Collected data

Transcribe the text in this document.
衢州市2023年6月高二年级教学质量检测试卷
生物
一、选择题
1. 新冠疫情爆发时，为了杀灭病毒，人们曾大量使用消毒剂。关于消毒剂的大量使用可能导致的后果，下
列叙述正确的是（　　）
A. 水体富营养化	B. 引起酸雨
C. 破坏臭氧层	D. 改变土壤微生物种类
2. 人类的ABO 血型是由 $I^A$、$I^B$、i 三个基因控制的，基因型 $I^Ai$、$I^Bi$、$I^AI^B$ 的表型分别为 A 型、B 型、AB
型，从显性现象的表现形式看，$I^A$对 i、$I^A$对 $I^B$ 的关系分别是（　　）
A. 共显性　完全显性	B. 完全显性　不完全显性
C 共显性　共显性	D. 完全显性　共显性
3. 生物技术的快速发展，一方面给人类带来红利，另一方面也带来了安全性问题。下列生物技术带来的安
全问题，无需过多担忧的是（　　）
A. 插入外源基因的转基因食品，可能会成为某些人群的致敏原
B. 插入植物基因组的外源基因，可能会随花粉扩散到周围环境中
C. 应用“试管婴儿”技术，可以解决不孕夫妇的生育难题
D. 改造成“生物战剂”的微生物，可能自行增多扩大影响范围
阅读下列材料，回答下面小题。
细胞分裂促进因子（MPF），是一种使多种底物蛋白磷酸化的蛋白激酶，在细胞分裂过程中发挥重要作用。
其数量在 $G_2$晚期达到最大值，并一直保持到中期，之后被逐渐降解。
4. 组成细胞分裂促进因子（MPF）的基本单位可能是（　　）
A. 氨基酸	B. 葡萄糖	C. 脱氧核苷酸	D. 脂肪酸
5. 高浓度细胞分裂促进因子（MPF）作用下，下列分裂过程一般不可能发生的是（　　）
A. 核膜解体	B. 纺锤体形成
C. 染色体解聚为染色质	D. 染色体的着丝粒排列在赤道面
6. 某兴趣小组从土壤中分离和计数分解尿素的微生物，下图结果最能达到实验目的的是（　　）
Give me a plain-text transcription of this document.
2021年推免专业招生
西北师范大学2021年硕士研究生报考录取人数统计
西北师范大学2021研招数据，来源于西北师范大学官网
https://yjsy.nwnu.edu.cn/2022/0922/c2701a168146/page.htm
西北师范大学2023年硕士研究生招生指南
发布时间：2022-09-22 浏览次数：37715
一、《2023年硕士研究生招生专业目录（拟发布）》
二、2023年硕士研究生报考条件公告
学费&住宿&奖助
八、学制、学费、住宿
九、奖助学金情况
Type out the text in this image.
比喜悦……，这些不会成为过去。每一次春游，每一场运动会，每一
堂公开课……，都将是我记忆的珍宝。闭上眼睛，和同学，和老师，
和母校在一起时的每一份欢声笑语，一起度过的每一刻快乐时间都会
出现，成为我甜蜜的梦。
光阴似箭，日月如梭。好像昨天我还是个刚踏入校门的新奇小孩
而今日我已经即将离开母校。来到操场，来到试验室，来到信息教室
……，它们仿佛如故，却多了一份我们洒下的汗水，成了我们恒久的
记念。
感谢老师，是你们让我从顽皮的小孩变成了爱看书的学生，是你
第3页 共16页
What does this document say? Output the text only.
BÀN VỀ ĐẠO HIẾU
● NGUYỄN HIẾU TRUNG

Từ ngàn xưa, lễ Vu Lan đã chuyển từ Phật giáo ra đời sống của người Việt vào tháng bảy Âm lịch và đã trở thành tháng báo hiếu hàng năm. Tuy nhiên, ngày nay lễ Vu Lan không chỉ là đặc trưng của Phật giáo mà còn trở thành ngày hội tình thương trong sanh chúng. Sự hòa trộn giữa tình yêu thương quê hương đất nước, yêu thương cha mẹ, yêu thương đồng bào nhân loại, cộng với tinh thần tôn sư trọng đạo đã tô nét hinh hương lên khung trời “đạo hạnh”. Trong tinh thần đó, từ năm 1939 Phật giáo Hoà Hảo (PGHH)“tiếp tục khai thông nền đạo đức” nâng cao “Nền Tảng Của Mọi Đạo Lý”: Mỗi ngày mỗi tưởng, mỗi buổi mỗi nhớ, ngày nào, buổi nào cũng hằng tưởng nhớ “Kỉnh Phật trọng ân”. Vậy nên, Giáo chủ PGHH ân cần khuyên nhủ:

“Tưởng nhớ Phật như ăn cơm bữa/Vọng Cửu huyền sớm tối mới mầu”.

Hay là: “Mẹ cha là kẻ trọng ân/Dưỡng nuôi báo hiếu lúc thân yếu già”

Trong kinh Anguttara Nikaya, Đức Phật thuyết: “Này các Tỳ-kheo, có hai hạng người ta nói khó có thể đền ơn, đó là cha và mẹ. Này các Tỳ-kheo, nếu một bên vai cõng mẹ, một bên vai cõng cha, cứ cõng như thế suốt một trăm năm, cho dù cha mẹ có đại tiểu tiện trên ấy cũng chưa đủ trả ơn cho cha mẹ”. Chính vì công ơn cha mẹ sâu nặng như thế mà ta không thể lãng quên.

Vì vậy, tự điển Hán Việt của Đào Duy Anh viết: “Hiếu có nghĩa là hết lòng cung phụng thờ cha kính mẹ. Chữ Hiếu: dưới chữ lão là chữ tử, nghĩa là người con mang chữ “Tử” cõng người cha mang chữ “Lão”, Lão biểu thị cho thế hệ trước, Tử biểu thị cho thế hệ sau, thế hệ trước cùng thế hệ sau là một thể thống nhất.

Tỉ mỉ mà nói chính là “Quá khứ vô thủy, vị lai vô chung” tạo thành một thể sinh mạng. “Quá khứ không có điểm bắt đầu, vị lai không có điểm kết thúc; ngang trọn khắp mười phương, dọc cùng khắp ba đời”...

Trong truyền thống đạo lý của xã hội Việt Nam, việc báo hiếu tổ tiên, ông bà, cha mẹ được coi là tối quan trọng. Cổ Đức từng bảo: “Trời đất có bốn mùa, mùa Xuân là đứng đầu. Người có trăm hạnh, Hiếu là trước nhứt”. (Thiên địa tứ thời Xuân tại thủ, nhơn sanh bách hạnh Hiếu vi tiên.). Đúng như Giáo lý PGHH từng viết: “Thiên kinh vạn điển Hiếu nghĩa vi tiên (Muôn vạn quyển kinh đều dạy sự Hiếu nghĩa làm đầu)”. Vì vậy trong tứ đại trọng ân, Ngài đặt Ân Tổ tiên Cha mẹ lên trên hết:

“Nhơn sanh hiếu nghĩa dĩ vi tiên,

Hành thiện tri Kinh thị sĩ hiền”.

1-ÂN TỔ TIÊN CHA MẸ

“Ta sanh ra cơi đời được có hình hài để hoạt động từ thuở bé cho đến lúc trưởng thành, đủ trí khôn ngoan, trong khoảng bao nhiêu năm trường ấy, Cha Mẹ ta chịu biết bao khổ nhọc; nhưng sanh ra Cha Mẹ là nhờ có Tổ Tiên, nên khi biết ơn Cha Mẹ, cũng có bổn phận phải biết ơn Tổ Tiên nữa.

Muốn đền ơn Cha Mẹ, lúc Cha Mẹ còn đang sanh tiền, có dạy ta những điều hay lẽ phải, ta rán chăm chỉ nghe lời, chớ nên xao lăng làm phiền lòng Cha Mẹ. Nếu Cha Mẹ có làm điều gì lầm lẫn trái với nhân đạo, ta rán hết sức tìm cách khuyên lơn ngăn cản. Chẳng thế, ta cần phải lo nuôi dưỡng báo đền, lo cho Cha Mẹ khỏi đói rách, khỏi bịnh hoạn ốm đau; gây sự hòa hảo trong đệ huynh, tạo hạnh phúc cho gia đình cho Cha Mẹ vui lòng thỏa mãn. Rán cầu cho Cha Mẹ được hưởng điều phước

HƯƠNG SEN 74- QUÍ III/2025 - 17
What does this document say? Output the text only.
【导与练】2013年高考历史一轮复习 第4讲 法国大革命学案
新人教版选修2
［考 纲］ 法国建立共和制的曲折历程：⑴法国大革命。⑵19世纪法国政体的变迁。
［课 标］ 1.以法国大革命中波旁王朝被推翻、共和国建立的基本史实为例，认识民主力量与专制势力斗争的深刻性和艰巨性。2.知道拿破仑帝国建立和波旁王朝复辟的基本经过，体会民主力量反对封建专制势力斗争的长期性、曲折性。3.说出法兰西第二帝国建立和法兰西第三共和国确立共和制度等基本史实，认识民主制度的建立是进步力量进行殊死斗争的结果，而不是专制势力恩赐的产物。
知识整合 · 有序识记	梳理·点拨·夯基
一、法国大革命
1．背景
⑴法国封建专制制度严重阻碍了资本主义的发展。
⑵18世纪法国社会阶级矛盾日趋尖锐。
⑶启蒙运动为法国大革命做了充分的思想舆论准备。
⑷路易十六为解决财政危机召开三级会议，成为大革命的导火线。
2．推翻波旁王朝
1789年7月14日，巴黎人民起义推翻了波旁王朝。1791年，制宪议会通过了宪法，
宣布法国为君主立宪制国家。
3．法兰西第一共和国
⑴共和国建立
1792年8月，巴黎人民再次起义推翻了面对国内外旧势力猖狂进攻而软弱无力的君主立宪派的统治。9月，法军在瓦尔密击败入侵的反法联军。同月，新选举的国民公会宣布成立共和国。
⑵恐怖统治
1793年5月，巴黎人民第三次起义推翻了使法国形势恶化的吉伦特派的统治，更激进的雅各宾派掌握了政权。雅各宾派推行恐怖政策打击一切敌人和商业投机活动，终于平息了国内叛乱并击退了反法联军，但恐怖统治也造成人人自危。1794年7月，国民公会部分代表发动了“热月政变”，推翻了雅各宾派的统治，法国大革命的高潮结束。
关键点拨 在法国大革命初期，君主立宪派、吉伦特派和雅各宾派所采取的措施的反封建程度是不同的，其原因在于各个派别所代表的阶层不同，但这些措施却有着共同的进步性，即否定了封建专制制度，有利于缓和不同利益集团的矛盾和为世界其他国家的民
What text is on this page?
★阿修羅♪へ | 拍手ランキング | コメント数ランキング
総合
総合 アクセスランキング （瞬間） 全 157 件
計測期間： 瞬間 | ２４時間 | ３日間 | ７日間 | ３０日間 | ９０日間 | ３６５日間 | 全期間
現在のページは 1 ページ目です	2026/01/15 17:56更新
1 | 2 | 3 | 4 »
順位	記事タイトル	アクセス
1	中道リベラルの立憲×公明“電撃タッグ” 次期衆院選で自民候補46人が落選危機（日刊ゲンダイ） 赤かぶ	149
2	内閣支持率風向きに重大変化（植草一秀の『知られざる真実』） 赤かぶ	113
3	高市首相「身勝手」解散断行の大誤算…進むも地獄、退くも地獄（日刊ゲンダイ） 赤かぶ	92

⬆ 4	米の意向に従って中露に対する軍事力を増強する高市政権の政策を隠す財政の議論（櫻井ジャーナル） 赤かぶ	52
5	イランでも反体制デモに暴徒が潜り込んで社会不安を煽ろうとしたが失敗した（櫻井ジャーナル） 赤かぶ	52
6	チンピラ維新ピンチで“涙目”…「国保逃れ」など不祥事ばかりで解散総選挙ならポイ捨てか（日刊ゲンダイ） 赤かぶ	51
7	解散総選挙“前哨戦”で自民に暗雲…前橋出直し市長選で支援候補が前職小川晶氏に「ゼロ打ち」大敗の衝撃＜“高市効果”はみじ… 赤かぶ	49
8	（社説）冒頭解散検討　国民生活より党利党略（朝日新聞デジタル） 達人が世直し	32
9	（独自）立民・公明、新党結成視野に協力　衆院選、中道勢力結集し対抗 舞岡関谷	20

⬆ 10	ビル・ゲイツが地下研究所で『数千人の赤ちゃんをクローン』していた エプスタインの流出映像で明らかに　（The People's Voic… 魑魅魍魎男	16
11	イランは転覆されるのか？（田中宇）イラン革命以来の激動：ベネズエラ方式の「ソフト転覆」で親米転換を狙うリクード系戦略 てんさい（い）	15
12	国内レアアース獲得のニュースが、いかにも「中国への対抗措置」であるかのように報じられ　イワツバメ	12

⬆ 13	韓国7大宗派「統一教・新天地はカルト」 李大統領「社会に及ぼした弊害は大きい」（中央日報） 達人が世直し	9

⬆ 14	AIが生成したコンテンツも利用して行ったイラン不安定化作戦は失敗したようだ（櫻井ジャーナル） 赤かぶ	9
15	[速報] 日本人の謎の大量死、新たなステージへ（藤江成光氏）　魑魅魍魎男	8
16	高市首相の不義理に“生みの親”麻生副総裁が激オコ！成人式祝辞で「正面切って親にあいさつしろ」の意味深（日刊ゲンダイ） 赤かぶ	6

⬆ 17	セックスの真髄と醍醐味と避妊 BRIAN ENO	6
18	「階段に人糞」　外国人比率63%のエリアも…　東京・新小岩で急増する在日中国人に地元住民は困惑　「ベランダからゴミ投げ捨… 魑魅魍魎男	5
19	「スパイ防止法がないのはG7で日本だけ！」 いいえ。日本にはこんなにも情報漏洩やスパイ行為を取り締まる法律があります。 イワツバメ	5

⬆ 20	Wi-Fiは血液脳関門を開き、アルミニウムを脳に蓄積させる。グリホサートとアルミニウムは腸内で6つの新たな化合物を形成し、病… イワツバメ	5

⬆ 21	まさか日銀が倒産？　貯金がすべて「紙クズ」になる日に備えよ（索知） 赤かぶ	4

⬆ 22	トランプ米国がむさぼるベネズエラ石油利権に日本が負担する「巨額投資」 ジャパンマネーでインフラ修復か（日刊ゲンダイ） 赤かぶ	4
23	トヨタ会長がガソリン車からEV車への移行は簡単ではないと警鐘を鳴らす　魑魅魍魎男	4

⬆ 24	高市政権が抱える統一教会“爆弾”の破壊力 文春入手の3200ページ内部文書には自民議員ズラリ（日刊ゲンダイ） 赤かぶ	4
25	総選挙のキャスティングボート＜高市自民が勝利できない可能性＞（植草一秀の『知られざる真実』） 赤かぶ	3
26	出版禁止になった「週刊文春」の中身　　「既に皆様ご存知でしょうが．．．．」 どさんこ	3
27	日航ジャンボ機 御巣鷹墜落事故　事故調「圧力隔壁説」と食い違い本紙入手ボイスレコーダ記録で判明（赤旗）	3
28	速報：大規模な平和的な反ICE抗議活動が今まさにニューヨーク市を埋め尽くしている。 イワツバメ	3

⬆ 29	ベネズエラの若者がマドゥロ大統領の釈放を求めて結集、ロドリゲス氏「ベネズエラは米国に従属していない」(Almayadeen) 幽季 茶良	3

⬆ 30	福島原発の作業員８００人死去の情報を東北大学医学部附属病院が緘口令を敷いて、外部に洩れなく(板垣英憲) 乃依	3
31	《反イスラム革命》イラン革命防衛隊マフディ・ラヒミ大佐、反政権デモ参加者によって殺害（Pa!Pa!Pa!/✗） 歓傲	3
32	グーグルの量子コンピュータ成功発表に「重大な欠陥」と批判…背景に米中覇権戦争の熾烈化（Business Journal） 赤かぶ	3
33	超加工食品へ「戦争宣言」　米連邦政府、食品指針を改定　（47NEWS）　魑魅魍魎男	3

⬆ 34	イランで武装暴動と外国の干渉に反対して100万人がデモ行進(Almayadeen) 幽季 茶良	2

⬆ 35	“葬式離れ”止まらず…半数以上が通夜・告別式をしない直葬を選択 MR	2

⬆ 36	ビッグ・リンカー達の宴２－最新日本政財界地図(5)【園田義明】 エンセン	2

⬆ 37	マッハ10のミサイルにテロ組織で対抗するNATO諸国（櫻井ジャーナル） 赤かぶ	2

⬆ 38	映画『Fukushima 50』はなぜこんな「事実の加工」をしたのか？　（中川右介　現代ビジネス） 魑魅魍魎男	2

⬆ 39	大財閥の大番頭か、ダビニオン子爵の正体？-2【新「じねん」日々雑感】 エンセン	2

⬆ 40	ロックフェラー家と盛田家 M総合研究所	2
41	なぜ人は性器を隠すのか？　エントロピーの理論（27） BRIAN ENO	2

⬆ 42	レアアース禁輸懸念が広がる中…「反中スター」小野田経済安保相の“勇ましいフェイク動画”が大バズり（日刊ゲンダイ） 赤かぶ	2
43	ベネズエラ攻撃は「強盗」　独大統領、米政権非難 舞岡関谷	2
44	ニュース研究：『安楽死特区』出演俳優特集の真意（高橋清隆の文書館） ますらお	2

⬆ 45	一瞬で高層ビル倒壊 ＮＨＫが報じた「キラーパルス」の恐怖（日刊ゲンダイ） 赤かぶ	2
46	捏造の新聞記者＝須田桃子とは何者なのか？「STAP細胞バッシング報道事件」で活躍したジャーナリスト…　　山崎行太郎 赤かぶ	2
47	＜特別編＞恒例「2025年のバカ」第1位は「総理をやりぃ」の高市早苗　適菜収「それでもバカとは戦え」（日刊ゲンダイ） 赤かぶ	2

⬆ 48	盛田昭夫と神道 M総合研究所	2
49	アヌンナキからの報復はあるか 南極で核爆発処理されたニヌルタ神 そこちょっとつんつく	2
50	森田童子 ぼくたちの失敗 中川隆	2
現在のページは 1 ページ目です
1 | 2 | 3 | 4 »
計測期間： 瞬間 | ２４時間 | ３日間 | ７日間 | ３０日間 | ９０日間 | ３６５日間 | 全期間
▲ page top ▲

Given request
Locate each line with the word "M総合研究所" and copy it.

Written solution
⬆ 40	ロックフェラー家と盛田家 M総合研究所	2
⬆ 48	盛田昭夫と神道 M総合研究所	2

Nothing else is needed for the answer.